====== Information shown
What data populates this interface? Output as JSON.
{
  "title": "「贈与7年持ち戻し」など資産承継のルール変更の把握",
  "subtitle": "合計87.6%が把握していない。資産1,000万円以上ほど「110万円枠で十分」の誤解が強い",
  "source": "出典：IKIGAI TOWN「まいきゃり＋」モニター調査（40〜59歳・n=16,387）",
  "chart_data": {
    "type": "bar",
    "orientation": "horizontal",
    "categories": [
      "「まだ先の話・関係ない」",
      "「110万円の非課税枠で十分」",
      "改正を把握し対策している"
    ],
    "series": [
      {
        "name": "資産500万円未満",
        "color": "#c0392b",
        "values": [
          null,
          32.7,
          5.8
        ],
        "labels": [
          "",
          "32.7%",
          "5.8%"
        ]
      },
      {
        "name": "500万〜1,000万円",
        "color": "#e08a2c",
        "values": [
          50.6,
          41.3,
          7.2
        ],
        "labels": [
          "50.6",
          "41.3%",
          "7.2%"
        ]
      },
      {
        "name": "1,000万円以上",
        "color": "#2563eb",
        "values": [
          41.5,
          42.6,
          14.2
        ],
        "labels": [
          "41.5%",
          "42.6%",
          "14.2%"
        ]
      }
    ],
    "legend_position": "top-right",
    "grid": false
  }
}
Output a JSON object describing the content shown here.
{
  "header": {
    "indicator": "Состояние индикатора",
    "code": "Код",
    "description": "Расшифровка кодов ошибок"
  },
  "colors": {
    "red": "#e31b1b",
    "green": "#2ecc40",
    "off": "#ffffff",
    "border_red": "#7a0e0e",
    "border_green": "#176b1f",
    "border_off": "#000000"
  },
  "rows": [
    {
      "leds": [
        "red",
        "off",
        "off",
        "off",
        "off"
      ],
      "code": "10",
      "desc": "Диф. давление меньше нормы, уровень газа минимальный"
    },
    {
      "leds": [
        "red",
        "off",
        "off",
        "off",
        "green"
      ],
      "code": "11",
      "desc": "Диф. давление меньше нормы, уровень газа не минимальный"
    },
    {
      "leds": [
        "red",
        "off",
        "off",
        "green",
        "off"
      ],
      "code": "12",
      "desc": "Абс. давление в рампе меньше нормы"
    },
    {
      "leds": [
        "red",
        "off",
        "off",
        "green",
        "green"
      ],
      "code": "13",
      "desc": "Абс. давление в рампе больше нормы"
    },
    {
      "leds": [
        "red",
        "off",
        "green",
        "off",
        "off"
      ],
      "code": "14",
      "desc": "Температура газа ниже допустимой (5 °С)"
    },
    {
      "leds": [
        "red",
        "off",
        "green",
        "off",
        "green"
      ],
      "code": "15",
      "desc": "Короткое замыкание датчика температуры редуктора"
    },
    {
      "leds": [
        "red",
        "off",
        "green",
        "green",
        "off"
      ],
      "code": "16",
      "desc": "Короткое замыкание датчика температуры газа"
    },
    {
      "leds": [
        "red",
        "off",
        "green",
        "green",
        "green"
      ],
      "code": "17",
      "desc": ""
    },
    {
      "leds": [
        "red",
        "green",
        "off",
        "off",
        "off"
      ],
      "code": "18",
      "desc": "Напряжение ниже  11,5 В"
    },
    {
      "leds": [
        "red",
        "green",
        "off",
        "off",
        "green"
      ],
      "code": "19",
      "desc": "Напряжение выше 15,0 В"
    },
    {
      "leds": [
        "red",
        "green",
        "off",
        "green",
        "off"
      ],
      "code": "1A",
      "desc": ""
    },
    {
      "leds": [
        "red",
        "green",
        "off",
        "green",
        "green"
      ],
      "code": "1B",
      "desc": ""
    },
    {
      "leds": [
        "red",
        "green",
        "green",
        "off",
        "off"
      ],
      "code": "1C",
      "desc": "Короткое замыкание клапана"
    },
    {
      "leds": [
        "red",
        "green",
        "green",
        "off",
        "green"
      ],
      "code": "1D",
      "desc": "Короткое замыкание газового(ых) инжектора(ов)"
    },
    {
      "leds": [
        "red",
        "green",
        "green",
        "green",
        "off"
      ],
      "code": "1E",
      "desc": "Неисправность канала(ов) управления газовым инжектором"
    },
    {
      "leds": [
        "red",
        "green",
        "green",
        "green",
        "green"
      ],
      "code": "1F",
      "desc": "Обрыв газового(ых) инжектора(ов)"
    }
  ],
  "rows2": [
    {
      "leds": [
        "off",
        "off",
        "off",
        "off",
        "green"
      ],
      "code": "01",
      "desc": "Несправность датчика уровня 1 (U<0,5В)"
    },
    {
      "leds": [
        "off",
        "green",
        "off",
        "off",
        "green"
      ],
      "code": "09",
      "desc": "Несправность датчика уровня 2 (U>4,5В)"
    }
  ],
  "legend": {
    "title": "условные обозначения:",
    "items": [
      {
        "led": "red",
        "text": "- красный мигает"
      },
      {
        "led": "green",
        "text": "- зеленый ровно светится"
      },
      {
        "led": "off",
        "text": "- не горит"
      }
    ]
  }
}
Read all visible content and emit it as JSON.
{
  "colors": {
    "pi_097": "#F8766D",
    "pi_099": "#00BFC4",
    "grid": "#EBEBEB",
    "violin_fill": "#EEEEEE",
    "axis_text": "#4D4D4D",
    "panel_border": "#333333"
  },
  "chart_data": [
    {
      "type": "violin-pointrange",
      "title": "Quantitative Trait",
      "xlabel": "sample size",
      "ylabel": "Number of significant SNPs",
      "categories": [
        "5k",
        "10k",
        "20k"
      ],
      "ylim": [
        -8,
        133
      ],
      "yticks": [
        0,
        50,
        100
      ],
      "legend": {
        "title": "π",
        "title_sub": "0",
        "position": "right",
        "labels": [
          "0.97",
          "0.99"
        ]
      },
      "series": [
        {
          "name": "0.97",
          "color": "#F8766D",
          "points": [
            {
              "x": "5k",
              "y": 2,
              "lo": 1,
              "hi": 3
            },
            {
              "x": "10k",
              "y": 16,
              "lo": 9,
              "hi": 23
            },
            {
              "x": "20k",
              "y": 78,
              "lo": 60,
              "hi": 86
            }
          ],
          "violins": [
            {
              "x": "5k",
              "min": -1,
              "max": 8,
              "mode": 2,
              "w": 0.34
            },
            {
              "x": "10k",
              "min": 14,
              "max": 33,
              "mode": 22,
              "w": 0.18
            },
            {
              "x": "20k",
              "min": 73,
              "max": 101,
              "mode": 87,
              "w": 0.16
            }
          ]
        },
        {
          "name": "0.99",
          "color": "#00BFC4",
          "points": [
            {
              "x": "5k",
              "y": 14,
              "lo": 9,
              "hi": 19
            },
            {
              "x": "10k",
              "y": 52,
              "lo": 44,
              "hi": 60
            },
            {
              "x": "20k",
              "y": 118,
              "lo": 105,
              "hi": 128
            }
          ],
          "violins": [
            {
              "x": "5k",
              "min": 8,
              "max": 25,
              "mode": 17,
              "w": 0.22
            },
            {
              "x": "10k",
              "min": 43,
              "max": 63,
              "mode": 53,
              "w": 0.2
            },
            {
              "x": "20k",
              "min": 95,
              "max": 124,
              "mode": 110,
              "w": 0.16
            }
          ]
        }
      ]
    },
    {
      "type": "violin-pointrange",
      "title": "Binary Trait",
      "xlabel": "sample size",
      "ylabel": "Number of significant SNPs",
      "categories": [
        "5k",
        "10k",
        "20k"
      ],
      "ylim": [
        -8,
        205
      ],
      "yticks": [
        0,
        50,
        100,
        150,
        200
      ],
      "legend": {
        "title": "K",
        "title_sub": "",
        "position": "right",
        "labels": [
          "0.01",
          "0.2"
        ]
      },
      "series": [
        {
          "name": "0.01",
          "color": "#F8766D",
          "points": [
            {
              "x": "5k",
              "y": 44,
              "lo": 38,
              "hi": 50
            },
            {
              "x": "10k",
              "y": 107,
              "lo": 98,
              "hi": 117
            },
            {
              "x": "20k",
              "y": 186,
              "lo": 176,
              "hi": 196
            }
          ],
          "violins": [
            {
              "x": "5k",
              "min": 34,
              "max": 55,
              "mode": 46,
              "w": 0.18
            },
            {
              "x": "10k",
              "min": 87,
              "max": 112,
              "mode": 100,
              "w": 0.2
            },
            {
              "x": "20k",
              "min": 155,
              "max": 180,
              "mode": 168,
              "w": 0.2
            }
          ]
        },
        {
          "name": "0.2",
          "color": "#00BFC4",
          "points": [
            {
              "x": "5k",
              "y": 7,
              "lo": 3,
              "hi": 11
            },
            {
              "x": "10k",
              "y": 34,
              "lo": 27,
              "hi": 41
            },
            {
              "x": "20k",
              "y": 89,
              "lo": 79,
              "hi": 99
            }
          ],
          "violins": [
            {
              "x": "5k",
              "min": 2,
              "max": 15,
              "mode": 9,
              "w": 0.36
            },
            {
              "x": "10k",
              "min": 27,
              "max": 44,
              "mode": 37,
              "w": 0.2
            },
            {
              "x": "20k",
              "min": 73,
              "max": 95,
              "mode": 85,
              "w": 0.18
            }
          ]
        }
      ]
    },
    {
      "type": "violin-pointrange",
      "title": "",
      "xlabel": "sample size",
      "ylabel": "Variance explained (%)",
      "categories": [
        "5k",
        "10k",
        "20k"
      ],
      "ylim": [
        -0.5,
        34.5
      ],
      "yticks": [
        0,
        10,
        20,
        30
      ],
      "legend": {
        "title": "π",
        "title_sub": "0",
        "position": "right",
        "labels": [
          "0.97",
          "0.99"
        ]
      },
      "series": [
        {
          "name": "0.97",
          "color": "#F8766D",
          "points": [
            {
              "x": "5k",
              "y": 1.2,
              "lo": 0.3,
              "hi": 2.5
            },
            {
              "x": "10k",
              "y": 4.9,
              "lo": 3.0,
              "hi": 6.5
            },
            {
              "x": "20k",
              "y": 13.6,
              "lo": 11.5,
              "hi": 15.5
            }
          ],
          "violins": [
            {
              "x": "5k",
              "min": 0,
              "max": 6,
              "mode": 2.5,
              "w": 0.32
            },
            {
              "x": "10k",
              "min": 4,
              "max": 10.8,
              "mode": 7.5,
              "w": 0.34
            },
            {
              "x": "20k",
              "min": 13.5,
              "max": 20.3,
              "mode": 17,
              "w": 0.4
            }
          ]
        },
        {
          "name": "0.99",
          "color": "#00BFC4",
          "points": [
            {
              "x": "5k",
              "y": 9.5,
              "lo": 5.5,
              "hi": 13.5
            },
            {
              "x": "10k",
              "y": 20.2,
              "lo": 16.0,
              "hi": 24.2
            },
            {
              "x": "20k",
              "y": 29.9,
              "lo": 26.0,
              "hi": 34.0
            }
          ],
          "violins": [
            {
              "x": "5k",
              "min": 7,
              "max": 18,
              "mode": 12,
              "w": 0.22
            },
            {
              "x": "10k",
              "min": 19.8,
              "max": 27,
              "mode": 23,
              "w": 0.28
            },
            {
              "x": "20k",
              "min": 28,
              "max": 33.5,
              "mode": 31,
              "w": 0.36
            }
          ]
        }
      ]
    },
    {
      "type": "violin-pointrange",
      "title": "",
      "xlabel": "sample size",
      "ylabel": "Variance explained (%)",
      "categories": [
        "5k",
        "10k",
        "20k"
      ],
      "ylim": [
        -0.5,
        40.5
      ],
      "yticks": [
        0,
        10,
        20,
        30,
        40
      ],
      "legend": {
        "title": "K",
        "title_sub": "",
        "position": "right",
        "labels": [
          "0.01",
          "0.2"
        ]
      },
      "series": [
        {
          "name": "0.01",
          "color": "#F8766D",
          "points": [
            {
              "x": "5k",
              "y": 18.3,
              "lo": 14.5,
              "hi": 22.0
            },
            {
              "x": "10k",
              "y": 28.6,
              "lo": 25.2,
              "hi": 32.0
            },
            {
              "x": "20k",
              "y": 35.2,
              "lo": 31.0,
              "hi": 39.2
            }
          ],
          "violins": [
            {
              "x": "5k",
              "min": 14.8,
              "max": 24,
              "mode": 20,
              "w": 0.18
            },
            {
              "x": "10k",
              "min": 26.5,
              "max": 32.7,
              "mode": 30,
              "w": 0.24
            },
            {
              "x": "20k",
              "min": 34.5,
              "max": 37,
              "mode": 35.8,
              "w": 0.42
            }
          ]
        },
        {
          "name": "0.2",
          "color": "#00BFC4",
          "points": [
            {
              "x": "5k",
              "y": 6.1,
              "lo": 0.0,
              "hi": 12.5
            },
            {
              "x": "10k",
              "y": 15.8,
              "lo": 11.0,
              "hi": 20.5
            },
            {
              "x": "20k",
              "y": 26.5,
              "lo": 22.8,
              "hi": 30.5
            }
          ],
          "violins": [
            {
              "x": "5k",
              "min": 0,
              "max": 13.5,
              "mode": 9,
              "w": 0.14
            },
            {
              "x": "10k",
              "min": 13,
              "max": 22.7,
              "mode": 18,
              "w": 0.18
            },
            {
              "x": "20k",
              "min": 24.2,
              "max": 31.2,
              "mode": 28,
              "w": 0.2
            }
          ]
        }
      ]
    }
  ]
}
============
- [Written instruction] From the entries above, copy every line that holds the word "минимальный".

- [Written solution]
      "desc": "Диф. давление меньше нормы, уровень газа минимальный"
      "desc": "Диф. давление меньше нормы, уровень газа не минимальный"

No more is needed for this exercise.